§ **WRITTEN TASK**:
Reproduce word for word the lines from the first one through the line containing "computer-icon [65,48,111,94]", including both.

☆ ☆ ☆ ☆

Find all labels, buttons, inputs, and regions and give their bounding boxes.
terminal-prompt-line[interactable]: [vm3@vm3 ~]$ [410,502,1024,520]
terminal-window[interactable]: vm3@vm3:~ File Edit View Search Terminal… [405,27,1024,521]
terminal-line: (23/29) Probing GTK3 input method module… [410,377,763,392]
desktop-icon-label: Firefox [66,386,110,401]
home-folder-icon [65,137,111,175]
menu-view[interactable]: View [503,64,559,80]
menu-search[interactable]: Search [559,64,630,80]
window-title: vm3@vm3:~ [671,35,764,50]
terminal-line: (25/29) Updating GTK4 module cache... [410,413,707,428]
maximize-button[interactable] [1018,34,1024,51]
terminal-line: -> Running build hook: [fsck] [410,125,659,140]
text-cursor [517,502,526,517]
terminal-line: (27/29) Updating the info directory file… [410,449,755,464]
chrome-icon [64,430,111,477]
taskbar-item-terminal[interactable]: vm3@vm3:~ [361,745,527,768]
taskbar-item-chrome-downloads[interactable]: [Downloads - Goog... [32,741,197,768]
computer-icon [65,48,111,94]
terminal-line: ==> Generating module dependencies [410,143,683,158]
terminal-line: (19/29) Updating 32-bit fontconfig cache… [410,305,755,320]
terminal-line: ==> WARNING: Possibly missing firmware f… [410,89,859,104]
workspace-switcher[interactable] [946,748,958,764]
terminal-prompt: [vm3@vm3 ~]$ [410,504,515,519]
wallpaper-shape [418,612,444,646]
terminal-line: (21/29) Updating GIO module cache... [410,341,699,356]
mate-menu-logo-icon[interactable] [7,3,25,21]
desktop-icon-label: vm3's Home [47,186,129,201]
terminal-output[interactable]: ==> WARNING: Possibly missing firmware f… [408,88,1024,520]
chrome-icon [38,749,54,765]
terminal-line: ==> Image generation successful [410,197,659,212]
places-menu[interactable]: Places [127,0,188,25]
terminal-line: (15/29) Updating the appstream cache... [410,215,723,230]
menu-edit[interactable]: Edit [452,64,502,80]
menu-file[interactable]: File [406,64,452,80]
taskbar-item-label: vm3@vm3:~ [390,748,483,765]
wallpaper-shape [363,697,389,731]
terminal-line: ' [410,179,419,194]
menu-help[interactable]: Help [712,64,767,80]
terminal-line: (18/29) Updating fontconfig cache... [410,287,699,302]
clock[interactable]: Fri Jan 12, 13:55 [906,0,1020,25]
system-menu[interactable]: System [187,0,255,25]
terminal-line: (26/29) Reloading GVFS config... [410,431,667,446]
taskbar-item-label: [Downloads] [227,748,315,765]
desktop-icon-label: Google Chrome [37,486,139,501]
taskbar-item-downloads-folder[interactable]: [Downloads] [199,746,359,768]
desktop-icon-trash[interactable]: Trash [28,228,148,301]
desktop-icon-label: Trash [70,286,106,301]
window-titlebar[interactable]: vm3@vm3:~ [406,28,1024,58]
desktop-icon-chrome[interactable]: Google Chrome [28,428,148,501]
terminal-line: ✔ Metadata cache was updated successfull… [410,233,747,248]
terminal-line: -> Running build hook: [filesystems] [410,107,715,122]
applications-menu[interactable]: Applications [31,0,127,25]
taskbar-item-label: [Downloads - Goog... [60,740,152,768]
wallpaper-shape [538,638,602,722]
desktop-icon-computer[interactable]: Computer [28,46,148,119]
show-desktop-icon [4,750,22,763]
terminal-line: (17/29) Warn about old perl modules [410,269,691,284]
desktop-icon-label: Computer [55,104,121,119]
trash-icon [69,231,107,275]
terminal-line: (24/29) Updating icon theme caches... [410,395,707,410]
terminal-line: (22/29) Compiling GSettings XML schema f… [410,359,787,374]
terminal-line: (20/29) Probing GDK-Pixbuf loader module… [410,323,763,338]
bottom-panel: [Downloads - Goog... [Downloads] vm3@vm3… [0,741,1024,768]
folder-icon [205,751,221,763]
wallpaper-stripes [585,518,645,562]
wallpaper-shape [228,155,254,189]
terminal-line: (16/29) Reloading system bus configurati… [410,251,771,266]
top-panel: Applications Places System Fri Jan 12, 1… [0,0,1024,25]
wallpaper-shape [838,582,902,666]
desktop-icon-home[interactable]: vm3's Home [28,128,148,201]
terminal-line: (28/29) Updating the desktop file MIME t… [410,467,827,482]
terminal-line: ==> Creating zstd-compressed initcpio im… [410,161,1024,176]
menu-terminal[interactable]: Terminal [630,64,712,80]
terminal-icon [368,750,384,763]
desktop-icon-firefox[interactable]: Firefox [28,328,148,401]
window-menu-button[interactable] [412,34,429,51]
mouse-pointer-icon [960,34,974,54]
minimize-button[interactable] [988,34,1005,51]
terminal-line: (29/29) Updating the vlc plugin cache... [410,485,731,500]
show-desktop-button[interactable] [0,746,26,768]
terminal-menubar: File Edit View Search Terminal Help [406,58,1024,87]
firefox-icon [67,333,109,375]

☆ ☆ ☆ ☆

§ **TASK SOLUTION**:
Find all labels, buttons, inputs, and regions and give their bounding boxes.
terminal-prompt-line[interactable]: [vm3@vm3 ~]$ [410,502,1024,520]
terminal-window[interactable]: vm3@vm3:~ File Edit View Search Terminal… [405,27,1024,521]
terminal-line: (23/29) Probing GTK3 input method module… [410,377,763,392]
desktop-icon-label: Firefox [66,386,110,401]
home-folder-icon [65,137,111,175]
menu-view[interactable]: View [503,64,559,80]
menu-search[interactable]: Search [559,64,630,80]
window-title: vm3@vm3:~ [671,35,764,50]
terminal-line: (25/29) Updating GTK4 module cache... [410,413,707,428]
maximize-button[interactable] [1018,34,1024,51]
terminal-line: -> Running build hook: [fsck] [410,125,659,140]
text-cursor [517,502,526,517]
terminal-line: (27/29) Updating the info directory file… [410,449,755,464]
chrome-icon [64,430,111,477]
taskbar-item-terminal[interactable]: vm3@vm3:~ [361,745,527,768]
taskbar-item-chrome-downloads[interactable]: [Downloads - Goog... [32,741,197,768]
computer-icon [65,48,111,94]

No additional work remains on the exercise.